Request — From the records, extract the stretch that opens with the line containing "total-points-unit: points [951, 182, 1221, 272]" and closes with the line containing "level-3-title: Level 3 [1110, 832, 1255, 872]", both ends included, and copy those lines unchanged.

The data —
--------------------------------

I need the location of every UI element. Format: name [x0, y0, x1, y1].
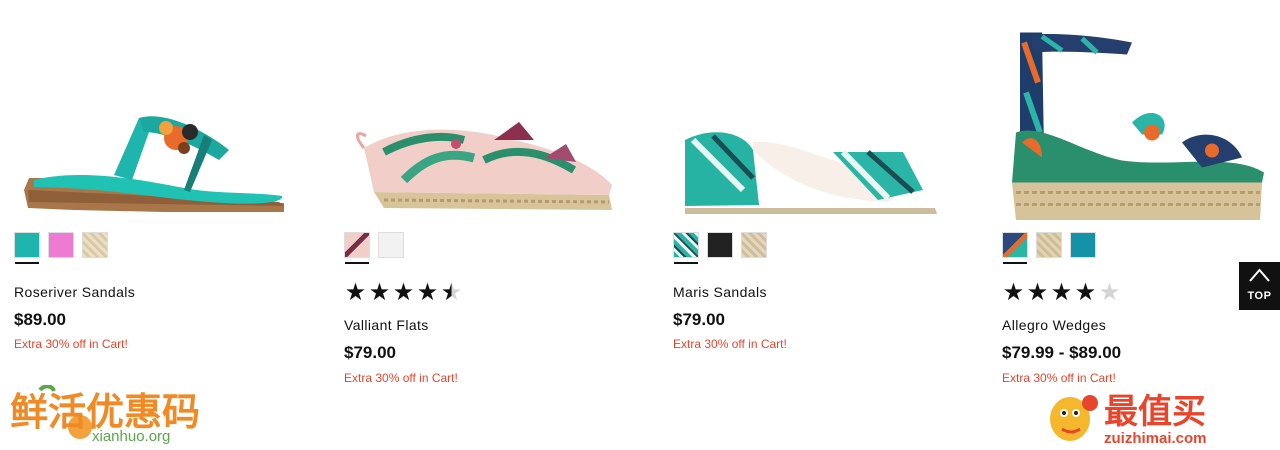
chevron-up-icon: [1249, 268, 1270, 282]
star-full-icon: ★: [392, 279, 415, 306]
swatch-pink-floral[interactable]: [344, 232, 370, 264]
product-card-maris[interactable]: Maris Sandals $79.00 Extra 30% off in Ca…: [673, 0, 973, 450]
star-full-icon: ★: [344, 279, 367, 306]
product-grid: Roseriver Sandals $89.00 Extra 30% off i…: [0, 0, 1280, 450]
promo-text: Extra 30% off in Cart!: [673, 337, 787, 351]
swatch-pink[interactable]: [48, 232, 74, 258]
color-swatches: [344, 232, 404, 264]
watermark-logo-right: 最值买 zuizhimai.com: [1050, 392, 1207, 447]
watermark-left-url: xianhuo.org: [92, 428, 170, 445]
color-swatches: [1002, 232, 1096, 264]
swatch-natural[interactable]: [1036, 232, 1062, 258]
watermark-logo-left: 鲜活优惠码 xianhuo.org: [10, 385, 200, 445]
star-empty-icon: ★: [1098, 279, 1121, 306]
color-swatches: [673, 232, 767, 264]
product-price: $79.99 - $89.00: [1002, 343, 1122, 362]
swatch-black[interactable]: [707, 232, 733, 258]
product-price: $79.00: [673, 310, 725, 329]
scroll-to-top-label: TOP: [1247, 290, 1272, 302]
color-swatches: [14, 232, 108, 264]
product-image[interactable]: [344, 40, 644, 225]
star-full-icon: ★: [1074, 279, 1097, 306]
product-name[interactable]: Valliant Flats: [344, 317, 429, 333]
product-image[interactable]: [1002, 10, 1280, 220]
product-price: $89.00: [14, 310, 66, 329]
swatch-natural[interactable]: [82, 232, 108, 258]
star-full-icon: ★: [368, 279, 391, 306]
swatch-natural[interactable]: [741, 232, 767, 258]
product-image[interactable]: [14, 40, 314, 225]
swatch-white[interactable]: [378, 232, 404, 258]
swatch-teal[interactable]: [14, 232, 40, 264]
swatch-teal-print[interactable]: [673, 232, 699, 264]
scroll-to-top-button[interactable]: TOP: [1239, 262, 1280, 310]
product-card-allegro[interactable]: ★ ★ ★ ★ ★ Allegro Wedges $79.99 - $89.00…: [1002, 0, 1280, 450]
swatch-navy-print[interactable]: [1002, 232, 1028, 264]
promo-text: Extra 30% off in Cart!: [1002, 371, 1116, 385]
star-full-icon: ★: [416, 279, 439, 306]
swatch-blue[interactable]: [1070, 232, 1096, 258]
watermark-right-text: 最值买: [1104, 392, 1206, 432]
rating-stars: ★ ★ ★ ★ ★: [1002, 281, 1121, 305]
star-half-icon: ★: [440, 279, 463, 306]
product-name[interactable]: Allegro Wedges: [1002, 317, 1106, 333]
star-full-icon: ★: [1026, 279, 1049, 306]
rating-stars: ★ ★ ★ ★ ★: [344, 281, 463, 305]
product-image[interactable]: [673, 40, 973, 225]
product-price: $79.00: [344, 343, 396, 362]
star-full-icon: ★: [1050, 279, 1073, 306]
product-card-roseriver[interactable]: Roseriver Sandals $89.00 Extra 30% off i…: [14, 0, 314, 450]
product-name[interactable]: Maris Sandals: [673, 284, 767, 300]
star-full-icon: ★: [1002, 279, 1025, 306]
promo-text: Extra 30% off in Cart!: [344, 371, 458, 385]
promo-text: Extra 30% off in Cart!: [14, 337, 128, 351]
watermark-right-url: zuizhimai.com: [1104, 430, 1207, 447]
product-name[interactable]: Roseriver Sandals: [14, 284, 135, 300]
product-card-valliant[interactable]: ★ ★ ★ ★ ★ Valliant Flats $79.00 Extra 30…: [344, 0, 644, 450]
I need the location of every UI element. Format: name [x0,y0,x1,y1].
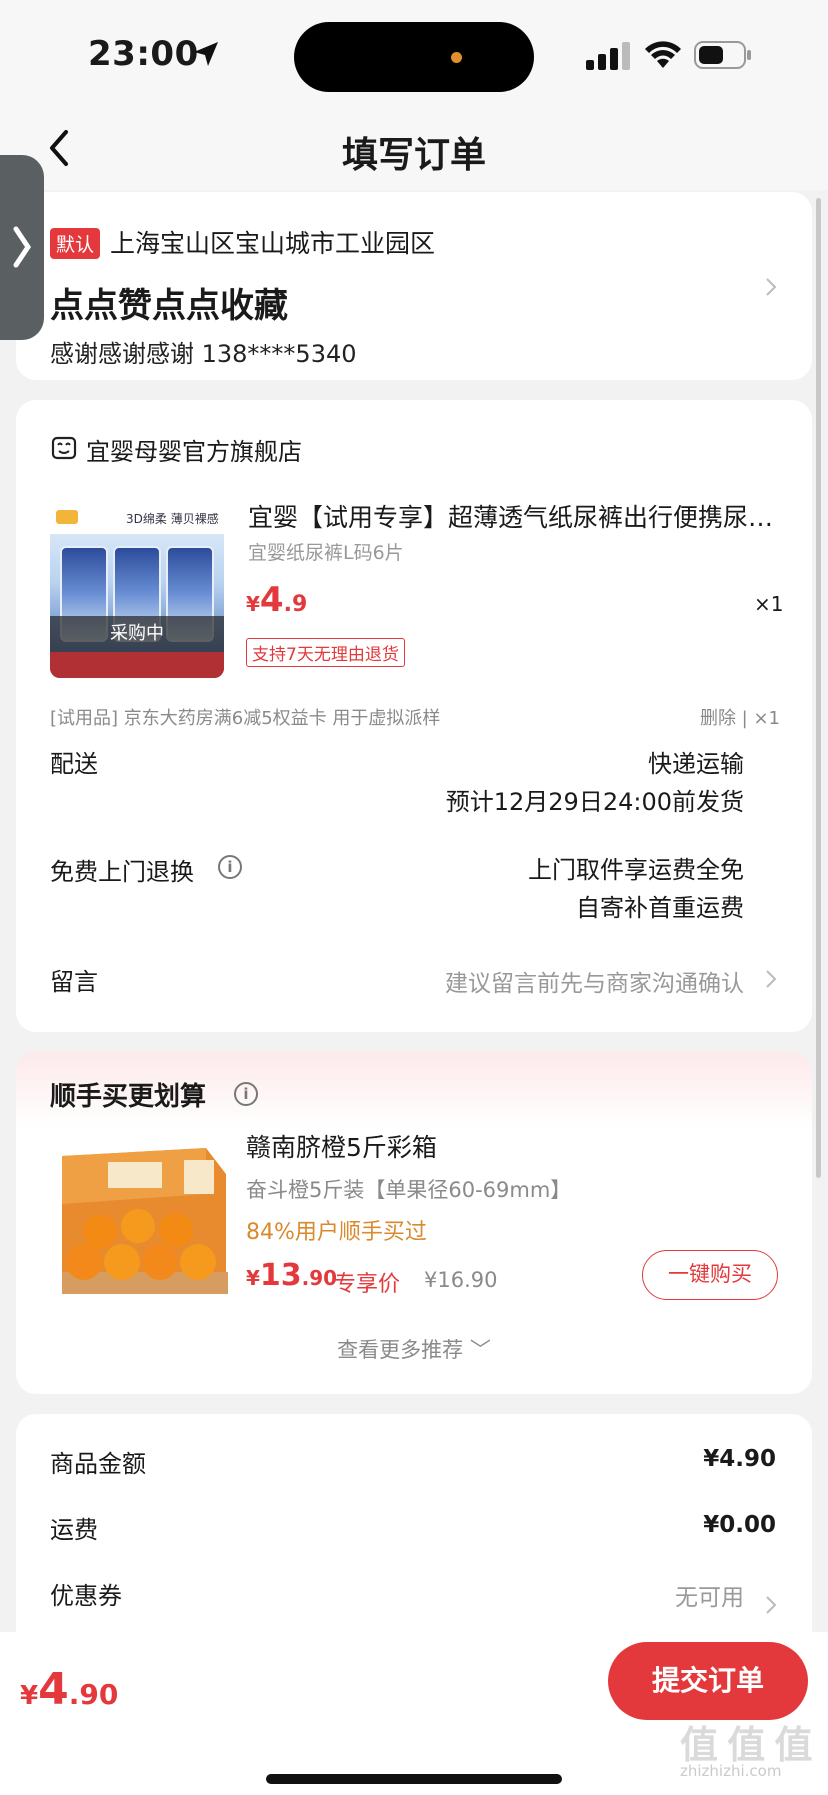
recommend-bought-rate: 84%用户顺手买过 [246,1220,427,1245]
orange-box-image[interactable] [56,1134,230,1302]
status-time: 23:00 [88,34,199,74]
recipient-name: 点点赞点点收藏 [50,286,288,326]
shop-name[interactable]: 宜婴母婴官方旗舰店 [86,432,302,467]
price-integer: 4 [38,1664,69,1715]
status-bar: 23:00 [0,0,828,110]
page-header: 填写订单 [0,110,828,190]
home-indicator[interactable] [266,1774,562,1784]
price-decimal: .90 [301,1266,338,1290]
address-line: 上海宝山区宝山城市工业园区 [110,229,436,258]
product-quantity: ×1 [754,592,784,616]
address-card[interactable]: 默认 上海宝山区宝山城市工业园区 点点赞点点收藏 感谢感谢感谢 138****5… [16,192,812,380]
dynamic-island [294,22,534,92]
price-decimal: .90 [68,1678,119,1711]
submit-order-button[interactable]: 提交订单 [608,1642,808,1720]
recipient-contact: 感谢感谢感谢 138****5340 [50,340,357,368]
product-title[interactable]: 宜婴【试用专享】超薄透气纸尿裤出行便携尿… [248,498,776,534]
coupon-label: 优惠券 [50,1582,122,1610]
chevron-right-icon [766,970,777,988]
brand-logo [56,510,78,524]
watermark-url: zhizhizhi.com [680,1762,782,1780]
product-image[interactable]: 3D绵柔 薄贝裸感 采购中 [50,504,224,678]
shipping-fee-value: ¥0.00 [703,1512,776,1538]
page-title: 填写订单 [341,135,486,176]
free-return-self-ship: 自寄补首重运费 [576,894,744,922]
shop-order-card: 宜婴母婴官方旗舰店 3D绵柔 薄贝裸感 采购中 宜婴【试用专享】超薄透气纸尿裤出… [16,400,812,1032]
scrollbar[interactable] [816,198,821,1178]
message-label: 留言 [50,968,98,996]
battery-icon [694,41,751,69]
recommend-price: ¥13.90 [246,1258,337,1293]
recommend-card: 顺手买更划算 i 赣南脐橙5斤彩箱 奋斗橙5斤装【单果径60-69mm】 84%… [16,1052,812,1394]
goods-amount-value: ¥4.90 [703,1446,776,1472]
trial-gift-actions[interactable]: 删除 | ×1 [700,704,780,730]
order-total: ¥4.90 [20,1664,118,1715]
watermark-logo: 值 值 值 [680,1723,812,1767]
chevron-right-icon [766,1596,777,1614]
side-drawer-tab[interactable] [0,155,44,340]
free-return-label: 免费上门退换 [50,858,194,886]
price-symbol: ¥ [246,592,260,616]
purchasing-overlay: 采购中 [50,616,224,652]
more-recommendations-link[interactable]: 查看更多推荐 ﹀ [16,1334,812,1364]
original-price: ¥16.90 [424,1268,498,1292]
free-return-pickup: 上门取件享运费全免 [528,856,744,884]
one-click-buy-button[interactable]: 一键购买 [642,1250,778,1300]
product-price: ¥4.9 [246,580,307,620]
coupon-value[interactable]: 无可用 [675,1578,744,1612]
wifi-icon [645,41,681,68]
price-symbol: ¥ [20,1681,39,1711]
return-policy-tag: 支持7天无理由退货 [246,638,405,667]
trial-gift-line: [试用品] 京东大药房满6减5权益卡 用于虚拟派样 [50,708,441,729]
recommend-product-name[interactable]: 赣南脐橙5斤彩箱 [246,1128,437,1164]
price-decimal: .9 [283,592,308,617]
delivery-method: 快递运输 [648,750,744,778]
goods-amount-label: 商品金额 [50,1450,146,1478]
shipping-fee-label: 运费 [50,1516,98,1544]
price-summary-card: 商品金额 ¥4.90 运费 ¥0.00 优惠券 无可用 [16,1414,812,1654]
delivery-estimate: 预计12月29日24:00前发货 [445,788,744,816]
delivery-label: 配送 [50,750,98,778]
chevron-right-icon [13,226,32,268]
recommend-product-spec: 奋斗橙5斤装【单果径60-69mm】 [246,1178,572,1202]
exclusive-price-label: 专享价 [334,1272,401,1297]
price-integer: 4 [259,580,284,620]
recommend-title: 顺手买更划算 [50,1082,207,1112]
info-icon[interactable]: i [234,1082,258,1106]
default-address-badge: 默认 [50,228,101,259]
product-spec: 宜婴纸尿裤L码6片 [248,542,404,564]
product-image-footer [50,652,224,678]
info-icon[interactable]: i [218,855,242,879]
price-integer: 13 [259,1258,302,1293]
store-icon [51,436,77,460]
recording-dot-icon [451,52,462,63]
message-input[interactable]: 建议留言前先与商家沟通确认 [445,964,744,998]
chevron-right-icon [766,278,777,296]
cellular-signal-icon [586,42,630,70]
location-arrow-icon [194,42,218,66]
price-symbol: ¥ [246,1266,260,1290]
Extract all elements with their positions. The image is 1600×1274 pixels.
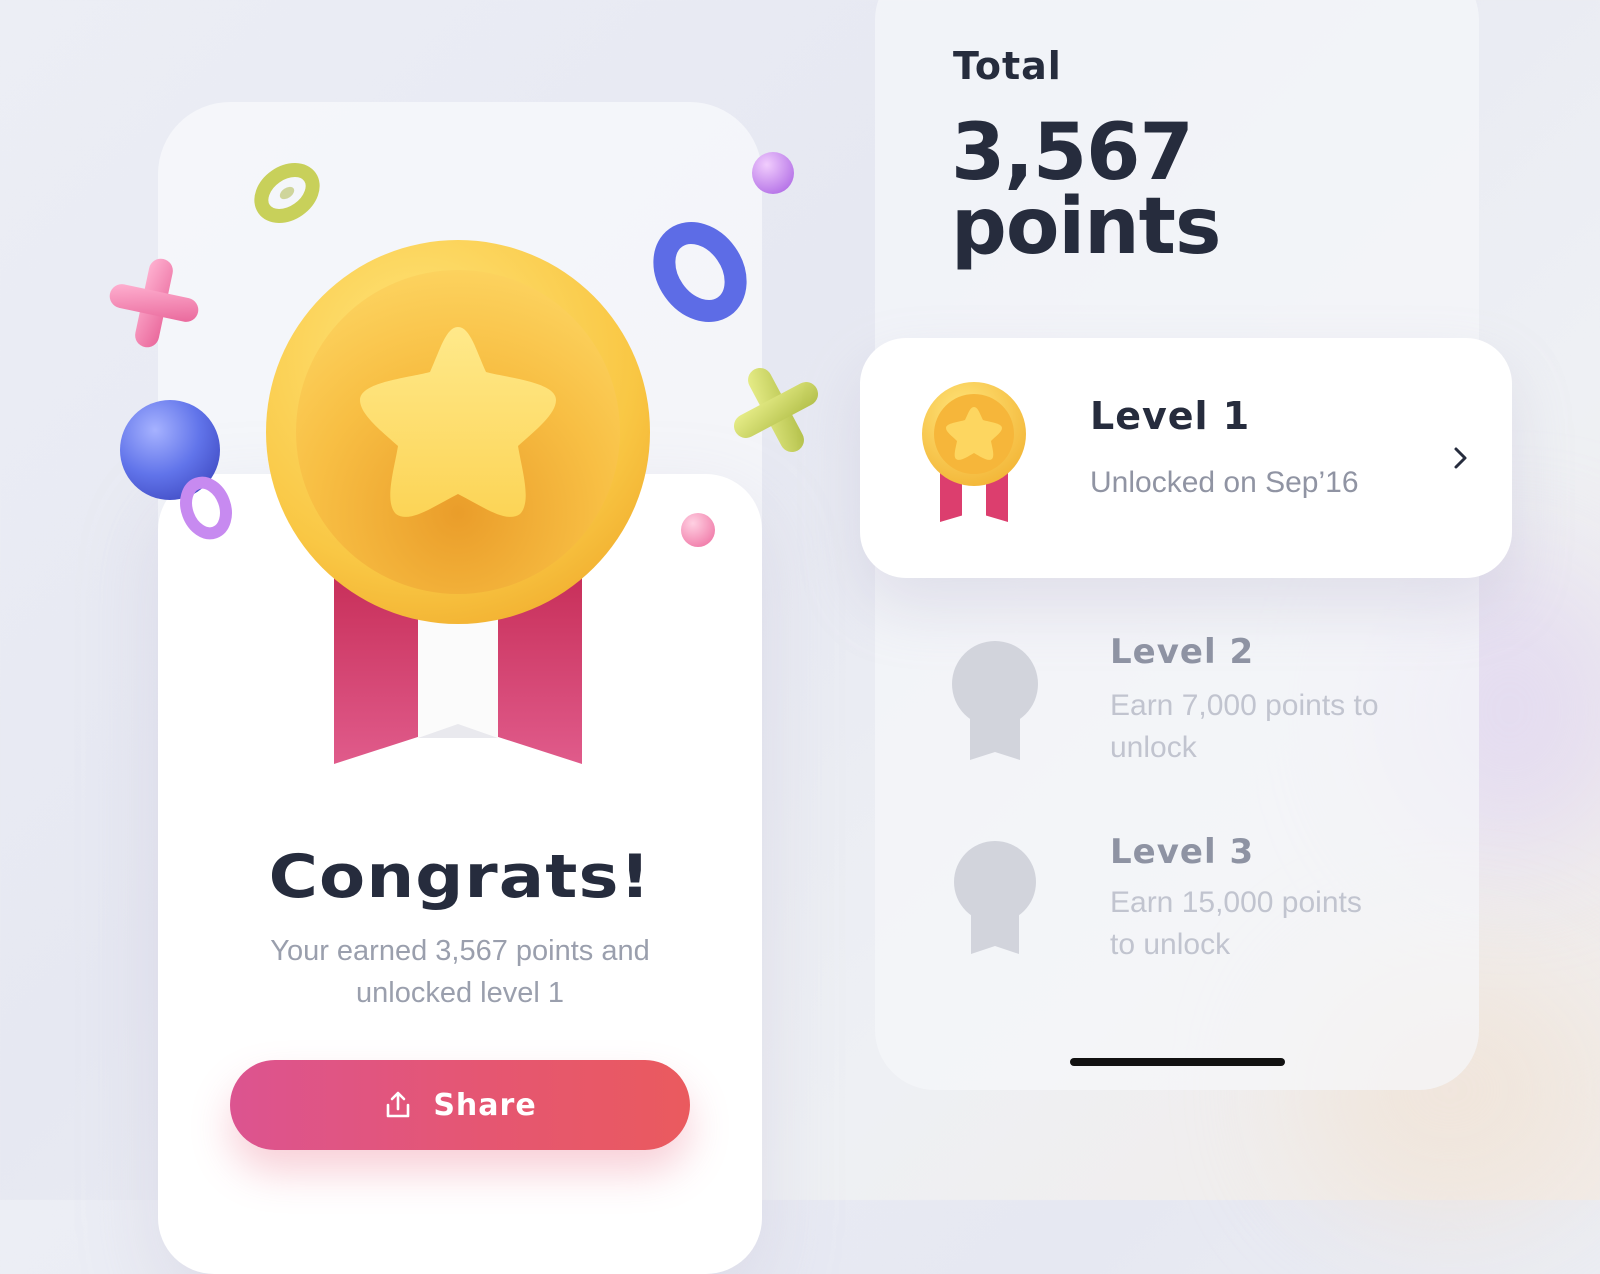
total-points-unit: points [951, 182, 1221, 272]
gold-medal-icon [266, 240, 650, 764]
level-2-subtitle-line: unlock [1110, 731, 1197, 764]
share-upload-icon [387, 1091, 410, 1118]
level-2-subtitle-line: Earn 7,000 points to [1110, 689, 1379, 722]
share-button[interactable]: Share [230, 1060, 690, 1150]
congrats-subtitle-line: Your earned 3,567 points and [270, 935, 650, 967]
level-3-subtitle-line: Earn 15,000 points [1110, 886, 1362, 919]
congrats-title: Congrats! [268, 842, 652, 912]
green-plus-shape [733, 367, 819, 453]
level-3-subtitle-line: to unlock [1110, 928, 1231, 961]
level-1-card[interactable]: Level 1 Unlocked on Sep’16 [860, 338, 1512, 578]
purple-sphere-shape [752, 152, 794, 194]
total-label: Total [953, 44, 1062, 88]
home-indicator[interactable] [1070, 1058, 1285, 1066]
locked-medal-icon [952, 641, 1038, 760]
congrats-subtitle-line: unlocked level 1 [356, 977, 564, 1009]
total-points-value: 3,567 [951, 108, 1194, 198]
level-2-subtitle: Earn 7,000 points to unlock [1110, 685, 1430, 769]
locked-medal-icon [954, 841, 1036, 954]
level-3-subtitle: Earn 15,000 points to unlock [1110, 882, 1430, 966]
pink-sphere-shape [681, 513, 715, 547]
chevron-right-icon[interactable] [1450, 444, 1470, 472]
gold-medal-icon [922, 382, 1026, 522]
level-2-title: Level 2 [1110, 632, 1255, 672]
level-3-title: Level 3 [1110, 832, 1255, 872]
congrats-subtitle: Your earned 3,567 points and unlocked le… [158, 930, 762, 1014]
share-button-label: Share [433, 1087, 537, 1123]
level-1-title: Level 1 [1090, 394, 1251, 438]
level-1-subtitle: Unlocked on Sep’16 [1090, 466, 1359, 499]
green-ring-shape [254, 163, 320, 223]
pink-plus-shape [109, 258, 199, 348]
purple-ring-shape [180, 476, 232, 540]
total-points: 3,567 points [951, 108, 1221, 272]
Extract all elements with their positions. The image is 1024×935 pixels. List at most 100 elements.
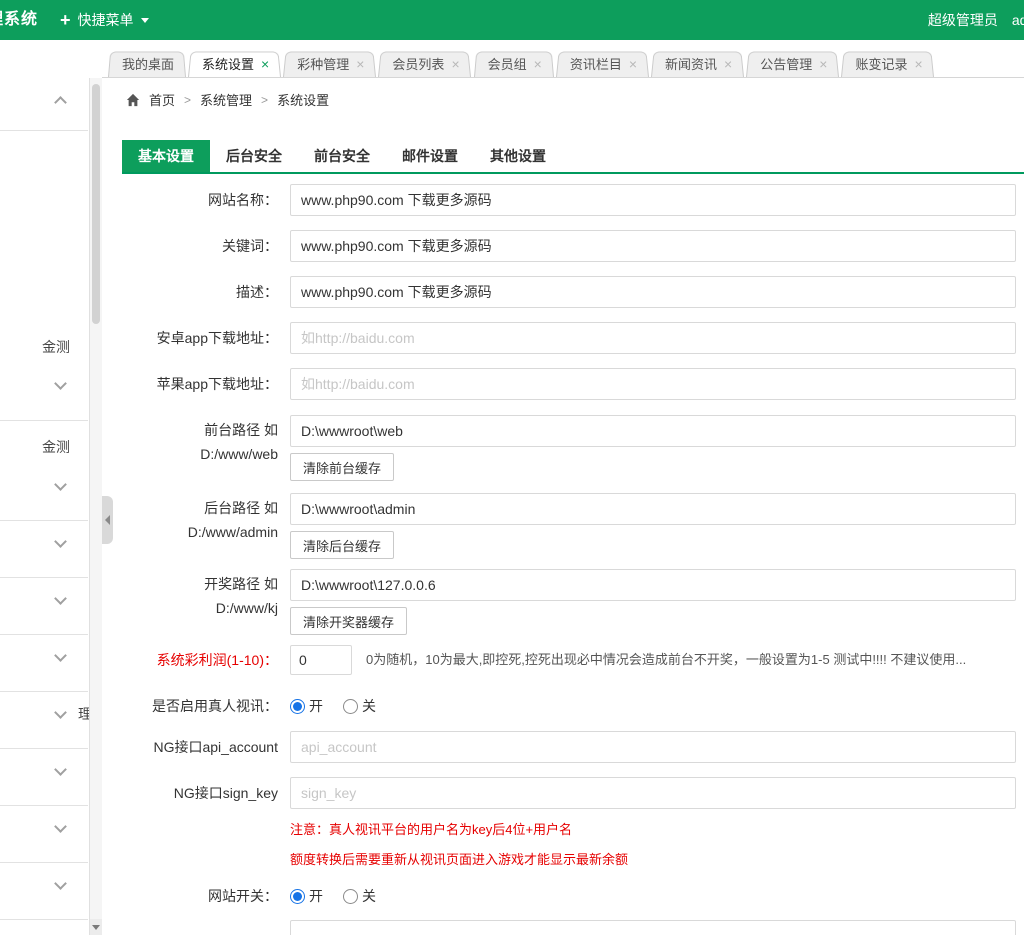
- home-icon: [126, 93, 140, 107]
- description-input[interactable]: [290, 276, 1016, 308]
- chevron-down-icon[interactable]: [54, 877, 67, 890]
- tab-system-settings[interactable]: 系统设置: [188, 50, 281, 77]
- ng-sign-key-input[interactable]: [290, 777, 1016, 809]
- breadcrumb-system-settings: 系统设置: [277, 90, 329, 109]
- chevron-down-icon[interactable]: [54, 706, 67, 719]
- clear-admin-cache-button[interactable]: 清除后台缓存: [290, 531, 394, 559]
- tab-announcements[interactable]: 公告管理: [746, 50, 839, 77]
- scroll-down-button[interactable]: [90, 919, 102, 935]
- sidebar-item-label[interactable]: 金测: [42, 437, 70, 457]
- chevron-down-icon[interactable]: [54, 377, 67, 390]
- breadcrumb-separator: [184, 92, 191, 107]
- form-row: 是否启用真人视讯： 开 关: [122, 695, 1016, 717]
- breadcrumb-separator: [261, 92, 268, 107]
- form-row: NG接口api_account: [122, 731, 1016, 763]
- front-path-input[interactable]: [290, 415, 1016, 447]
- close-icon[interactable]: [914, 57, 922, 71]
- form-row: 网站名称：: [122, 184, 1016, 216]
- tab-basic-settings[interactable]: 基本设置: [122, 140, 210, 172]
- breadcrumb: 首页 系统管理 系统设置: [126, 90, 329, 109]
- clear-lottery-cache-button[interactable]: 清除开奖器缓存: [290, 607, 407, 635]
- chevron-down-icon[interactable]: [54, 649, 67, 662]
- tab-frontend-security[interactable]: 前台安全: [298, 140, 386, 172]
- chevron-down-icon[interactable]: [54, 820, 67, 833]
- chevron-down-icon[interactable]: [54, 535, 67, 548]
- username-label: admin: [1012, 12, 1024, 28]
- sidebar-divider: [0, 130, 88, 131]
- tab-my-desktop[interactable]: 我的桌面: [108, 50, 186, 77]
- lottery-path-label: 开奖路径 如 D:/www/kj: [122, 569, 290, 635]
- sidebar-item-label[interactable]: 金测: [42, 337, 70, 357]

--------------------------------

Solution to this problem —
total-points-unit: points [951, 182, 1221, 272]
gold-medal-icon [266, 240, 650, 764]
level-2-subtitle-line: unlock [1110, 731, 1197, 764]
share-upload-icon [387, 1091, 410, 1118]
level-2-subtitle-line: Earn 7,000 points to [1110, 689, 1379, 722]
share-button[interactable]: Share [230, 1060, 690, 1150]
congrats-subtitle-line: Your earned 3,567 points and [270, 935, 650, 967]
level-3-subtitle-line: Earn 15,000 points [1110, 886, 1362, 919]
congrats-title: Congrats! [268, 842, 652, 912]
green-plus-shape [733, 367, 819, 453]
level-3-subtitle-line: to unlock [1110, 928, 1231, 961]
level-1-card[interactable]: Level 1 Unlocked on Sep’16 [860, 338, 1512, 578]
purple-sphere-shape [752, 152, 794, 194]
total-label: Total [953, 44, 1062, 88]
home-indicator[interactable] [1070, 1058, 1285, 1066]
locked-medal-icon [952, 641, 1038, 760]
congrats-subtitle-line: unlocked level 1 [356, 977, 564, 1009]
total-points-value: 3,567 [951, 108, 1194, 198]
level-2-subtitle: Earn 7,000 points to unlock [1110, 685, 1430, 769]
locked-medal-icon [954, 841, 1036, 954]
level-3-subtitle: Earn 15,000 points to unlock [1110, 882, 1430, 966]
pink-sphere-shape [681, 513, 715, 547]
chevron-right-icon[interactable] [1450, 444, 1470, 472]
gold-medal-icon [922, 382, 1026, 522]
level-2-title: Level 2 [1110, 632, 1255, 672]
level-3-title: Level 3 [1110, 832, 1255, 872]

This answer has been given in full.